Rows from a dataset
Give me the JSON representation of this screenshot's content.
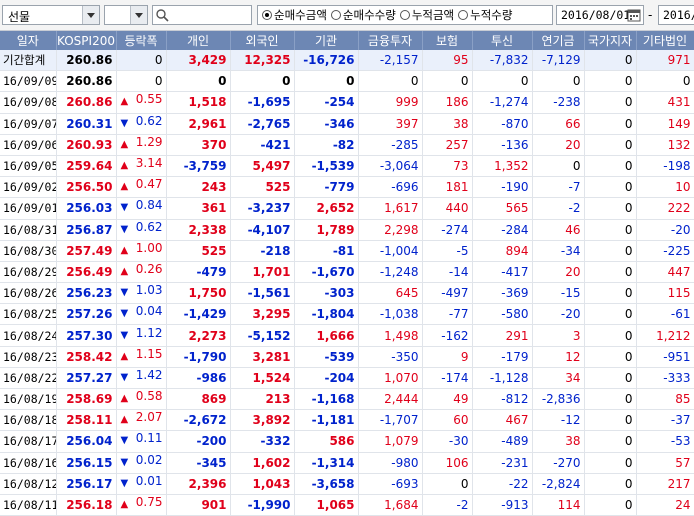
{
  "toolbar": {
    "market_select": "선물",
    "sub_select": "",
    "search_placeholder": "",
    "radio_options": [
      {
        "label": "순매수금액",
        "selected": true
      },
      {
        "label": "순매수수량",
        "selected": false
      },
      {
        "label": "누적금액",
        "selected": false
      },
      {
        "label": "누적수량",
        "selected": false
      }
    ],
    "start_date": "2016/08/01",
    "range_dash": "-",
    "end_date": "2016/"
  },
  "columns": [
    "일자",
    "KOSPI200",
    "등락폭",
    "개인",
    "외국인",
    "기관",
    "금융투자",
    "보험",
    "투신",
    "연기금",
    "국가지자",
    "기타법인"
  ],
  "colors": {
    "header_bg": "#6d87b4",
    "up": "#e0001a",
    "down": "#0022cc",
    "summary_bg": "#eaf0fb"
  },
  "rows": [
    {
      "date": "기간합계",
      "kospi": "260.86",
      "dir": "",
      "chg": "0",
      "v": [
        "3,429",
        "12,325",
        "-16,726",
        "-2,157",
        "95",
        "-7,832",
        "-7,129",
        "0",
        "971"
      ],
      "summary": true
    },
    {
      "date": "16/09/09",
      "kospi": "260.86",
      "dir": "",
      "chg": "0",
      "v": [
        "0",
        "0",
        "0",
        "0",
        "0",
        "0",
        "0",
        "0",
        "0"
      ]
    },
    {
      "date": "16/09/08",
      "kospi": "260.86",
      "dir": "up",
      "chg": "0.55",
      "v": [
        "1,518",
        "-1,695",
        "-254",
        "999",
        "186",
        "-1,274",
        "-238",
        "0",
        "431"
      ]
    },
    {
      "date": "16/09/07",
      "kospi": "260.31",
      "dir": "dn",
      "chg": "0.62",
      "v": [
        "2,961",
        "-2,765",
        "-346",
        "397",
        "38",
        "-870",
        "66",
        "0",
        "149"
      ]
    },
    {
      "date": "16/09/06",
      "kospi": "260.93",
      "dir": "up",
      "chg": "1.29",
      "v": [
        "370",
        "-421",
        "-82",
        "-285",
        "257",
        "-136",
        "20",
        "0",
        "132"
      ]
    },
    {
      "date": "16/09/05",
      "kospi": "259.64",
      "dir": "up",
      "chg": "3.14",
      "v": [
        "-3,759",
        "5,497",
        "-1,539",
        "-3,064",
        "73",
        "1,352",
        "0",
        "0",
        "-198"
      ]
    },
    {
      "date": "16/09/02",
      "kospi": "256.50",
      "dir": "up",
      "chg": "0.47",
      "v": [
        "243",
        "525",
        "-779",
        "-696",
        "181",
        "-190",
        "-7",
        "0",
        "10"
      ]
    },
    {
      "date": "16/09/01",
      "kospi": "256.03",
      "dir": "dn",
      "chg": "0.84",
      "v": [
        "361",
        "-3,237",
        "2,652",
        "1,617",
        "440",
        "565",
        "-2",
        "0",
        "222"
      ]
    },
    {
      "date": "16/08/31",
      "kospi": "256.87",
      "dir": "dn",
      "chg": "0.62",
      "v": [
        "2,338",
        "-4,107",
        "1,789",
        "2,298",
        "-274",
        "-284",
        "46",
        "0",
        "-20"
      ]
    },
    {
      "date": "16/08/30",
      "kospi": "257.49",
      "dir": "up",
      "chg": "1.00",
      "v": [
        "525",
        "-218",
        "-81",
        "-1,004",
        "-5",
        "894",
        "-34",
        "0",
        "-225"
      ]
    },
    {
      "date": "16/08/29",
      "kospi": "256.49",
      "dir": "up",
      "chg": "0.26",
      "v": [
        "-479",
        "1,701",
        "-1,670",
        "-1,248",
        "-14",
        "-417",
        "20",
        "0",
        "447"
      ]
    },
    {
      "date": "16/08/26",
      "kospi": "256.23",
      "dir": "dn",
      "chg": "1.03",
      "v": [
        "1,750",
        "-1,561",
        "-303",
        "645",
        "-497",
        "-369",
        "-15",
        "0",
        "115"
      ]
    },
    {
      "date": "16/08/25",
      "kospi": "257.26",
      "dir": "dn",
      "chg": "0.04",
      "v": [
        "-1,429",
        "3,295",
        "-1,804",
        "-1,038",
        "-77",
        "-580",
        "-20",
        "0",
        "-61"
      ]
    },
    {
      "date": "16/08/24",
      "kospi": "257.30",
      "dir": "dn",
      "chg": "1.12",
      "v": [
        "2,273",
        "-5,152",
        "1,666",
        "1,498",
        "-162",
        "291",
        "3",
        "0",
        "1,212"
      ]
    },
    {
      "date": "16/08/23",
      "kospi": "258.42",
      "dir": "up",
      "chg": "1.15",
      "v": [
        "-1,790",
        "3,281",
        "-539",
        "-350",
        "9",
        "-179",
        "12",
        "0",
        "-951"
      ]
    },
    {
      "date": "16/08/22",
      "kospi": "257.27",
      "dir": "dn",
      "chg": "1.42",
      "v": [
        "-986",
        "1,524",
        "-204",
        "1,070",
        "-174",
        "-1,128",
        "34",
        "0",
        "-333"
      ]
    },
    {
      "date": "16/08/19",
      "kospi": "258.69",
      "dir": "up",
      "chg": "0.58",
      "v": [
        "869",
        "213",
        "-1,168",
        "2,444",
        "49",
        "-812",
        "-2,836",
        "0",
        "85"
      ]
    },
    {
      "date": "16/08/18",
      "kospi": "258.11",
      "dir": "up",
      "chg": "2.07",
      "v": [
        "-2,672",
        "3,892",
        "-1,181",
        "-1,707",
        "60",
        "467",
        "-12",
        "0",
        "-37"
      ]
    },
    {
      "date": "16/08/17",
      "kospi": "256.04",
      "dir": "dn",
      "chg": "0.11",
      "v": [
        "-200",
        "-332",
        "586",
        "1,079",
        "-30",
        "-489",
        "38",
        "0",
        "-53"
      ]
    },
    {
      "date": "16/08/16",
      "kospi": "256.15",
      "dir": "dn",
      "chg": "0.02",
      "v": [
        "-345",
        "1,602",
        "-1,314",
        "-980",
        "106",
        "-231",
        "-270",
        "0",
        "57"
      ]
    },
    {
      "date": "16/08/12",
      "kospi": "256.17",
      "dir": "dn",
      "chg": "0.01",
      "v": [
        "2,396",
        "1,043",
        "-3,658",
        "-693",
        "0",
        "-22",
        "-2,824",
        "0",
        "217"
      ]
    },
    {
      "date": "16/08/11",
      "kospi": "256.18",
      "dir": "up",
      "chg": "0.75",
      "v": [
        "901",
        "-1,990",
        "1,065",
        "1,684",
        "-2",
        "-913",
        "114",
        "0",
        "24"
      ]
    }
  ]
}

THE EXERCISE
Output all of the records exactly as they appear above, but not the pictures.

RESULT BELOW
Give me the JSON representation of this screenshot's content.
{
  "toolbar": {
    "market_select": "선물",
    "sub_select": "",
    "search_placeholder": "",
    "radio_options": [
      {
        "label": "순매수금액",
        "selected": true
      },
      {
        "label": "순매수수량",
        "selected": false
      },
      {
        "label": "누적금액",
        "selected": false
      },
      {
        "label": "누적수량",
        "selected": false
      }
    ],
    "start_date": "2016/08/01",
    "range_dash": "-",
    "end_date": "2016/"
  },
  "columns": [
    "일자",
    "KOSPI200",
    "등락폭",
    "개인",
    "외국인",
    "기관",
    "금융투자",
    "보험",
    "투신",
    "연기금",
    "국가지자",
    "기타법인"
  ],
  "colors": {
    "header_bg": "#6d87b4",
    "up": "#e0001a",
    "down": "#0022cc",
    "summary_bg": "#eaf0fb"
  },
  "rows": [
    {
      "date": "기간합계",
      "kospi": "260.86",
      "dir": "",
      "chg": "0",
      "v": [
        "3,429",
        "12,325",
        "-16,726",
        "-2,157",
        "95",
        "-7,832",
        "-7,129",
        "0",
        "971"
      ],
      "summary": true
    },
    {
      "date": "16/09/09",
      "kospi": "260.86",
      "dir": "",
      "chg": "0",
      "v": [
        "0",
        "0",
        "0",
        "0",
        "0",
        "0",
        "0",
        "0",
        "0"
      ]
    },
    {
      "date": "16/09/08",
      "kospi": "260.86",
      "dir": "up",
      "chg": "0.55",
      "v": [
        "1,518",
        "-1,695",
        "-254",
        "999",
        "186",
        "-1,274",
        "-238",
        "0",
        "431"
      ]
    },
    {
      "date": "16/09/07",
      "kospi": "260.31",
      "dir": "dn",
      "chg": "0.62",
      "v": [
        "2,961",
        "-2,765",
        "-346",
        "397",
        "38",
        "-870",
        "66",
        "0",
        "149"
      ]
    },
    {
      "date": "16/09/06",
      "kospi": "260.93",
      "dir": "up",
      "chg": "1.29",
      "v": [
        "370",
        "-421",
        "-82",
        "-285",
        "257",
        "-136",
        "20",
        "0",
        "132"
      ]
    },
    {
      "date": "16/09/05",
      "kospi": "259.64",
      "dir": "up",
      "chg": "3.14",
      "v": [
        "-3,759",
        "5,497",
        "-1,539",
        "-3,064",
        "73",
        "1,352",
        "0",
        "0",
        "-198"
      ]
    },
    {
      "date": "16/09/02",
      "kospi": "256.50",
      "dir": "up",
      "chg": "0.47",
      "v": [
        "243",
        "525",
        "-779",
        "-696",
        "181",
        "-190",
        "-7",
        "0",
        "10"
      ]
    },
    {
      "date": "16/09/01",
      "kospi": "256.03",
      "dir": "dn",
      "chg": "0.84",
      "v": [
        "361",
        "-3,237",
        "2,652",
        "1,617",
        "440",
        "565",
        "-2",
        "0",
        "222"
      ]
    },
    {
      "date": "16/08/31",
      "kospi": "256.87",
      "dir": "dn",
      "chg": "0.62",
      "v": [
        "2,338",
        "-4,107",
        "1,789",
        "2,298",
        "-274",
        "-284",
        "46",
        "0",
        "-20"
      ]
    },
    {
      "date": "16/08/30",
      "kospi": "257.49",
      "dir": "up",
      "chg": "1.00",
      "v": [
        "525",
        "-218",
        "-81",
        "-1,004",
        "-5",
        "894",
        "-34",
        "0",
        "-225"
      ]
    },
    {
      "date": "16/08/29",
      "kospi": "256.49",
      "dir": "up",
      "chg": "0.26",
      "v": [
        "-479",
        "1,701",
        "-1,670",
        "-1,248",
        "-14",
        "-417",
        "20",
        "0",
        "447"
      ]
    },
    {
      "date": "16/08/26",
      "kospi": "256.23",
      "dir": "dn",
      "chg": "1.03",
      "v": [
        "1,750",
        "-1,561",
        "-303",
        "645",
        "-497",
        "-369",
        "-15",
        "0",
        "115"
      ]
    },
    {
      "date": "16/08/25",
      "kospi": "257.26",
      "dir": "dn",
      "chg": "0.04",
      "v": [
        "-1,429",
        "3,295",
        "-1,804",
        "-1,038",
        "-77",
        "-580",
        "-20",
        "0",
        "-61"
      ]
    },
    {
      "date": "16/08/24",
      "kospi": "257.30",
      "dir": "dn",
      "chg": "1.12",
      "v": [
        "2,273",
        "-5,152",
        "1,666",
        "1,498",
        "-162",
        "291",
        "3",
        "0",
        "1,212"
      ]
    },
    {
      "date": "16/08/23",
      "kospi": "258.42",
      "dir": "up",
      "chg": "1.15",
      "v": [
        "-1,790",
        "3,281",
        "-539",
        "-350",
        "9",
        "-179",
        "12",
        "0",
        "-951"
      ]
    },
    {
      "date": "16/08/22",
      "kospi": "257.27",
      "dir": "dn",
      "chg": "1.42",
      "v": [
        "-986",
        "1,524",
        "-204",
        "1,070",
        "-174",
        "-1,128",
        "34",
        "0",
        "-333"
      ]
    },
    {
      "date": "16/08/19",
      "kospi": "258.69",
      "dir": "up",
      "chg": "0.58",
      "v": [
        "869",
        "213",
        "-1,168",
        "2,444",
        "49",
        "-812",
        "-2,836",
        "0",
        "85"
      ]
    },
    {
      "date": "16/08/18",
      "kospi": "258.11",
      "dir": "up",
      "chg": "2.07",
      "v": [
        "-2,672",
        "3,892",
        "-1,181",
        "-1,707",
        "60",
        "467",
        "-12",
        "0",
        "-37"
      ]
    },
    {
      "date": "16/08/17",
      "kospi": "256.04",
      "dir": "dn",
      "chg": "0.11",
      "v": [
        "-200",
        "-332",
        "586",
        "1,079",
        "-30",
        "-489",
        "38",
        "0",
        "-53"
      ]
    },
    {
      "date": "16/08/16",
      "kospi": "256.15",
      "dir": "dn",
      "chg": "0.02",
      "v": [
        "-345",
        "1,602",
        "-1,314",
        "-980",
        "106",
        "-231",
        "-270",
        "0",
        "57"
      ]
    },
    {
      "date": "16/08/12",
      "kospi": "256.17",
      "dir": "dn",
      "chg": "0.01",
      "v": [
        "2,396",
        "1,043",
        "-3,658",
        "-693",
        "0",
        "-22",
        "-2,824",
        "0",
        "217"
      ]
    },
    {
      "date": "16/08/11",
      "kospi": "256.18",
      "dir": "up",
      "chg": "0.75",
      "v": [
        "901",
        "-1,990",
        "1,065",
        "1,684",
        "-2",
        "-913",
        "114",
        "0",
        "24"
      ]
    }
  ]
}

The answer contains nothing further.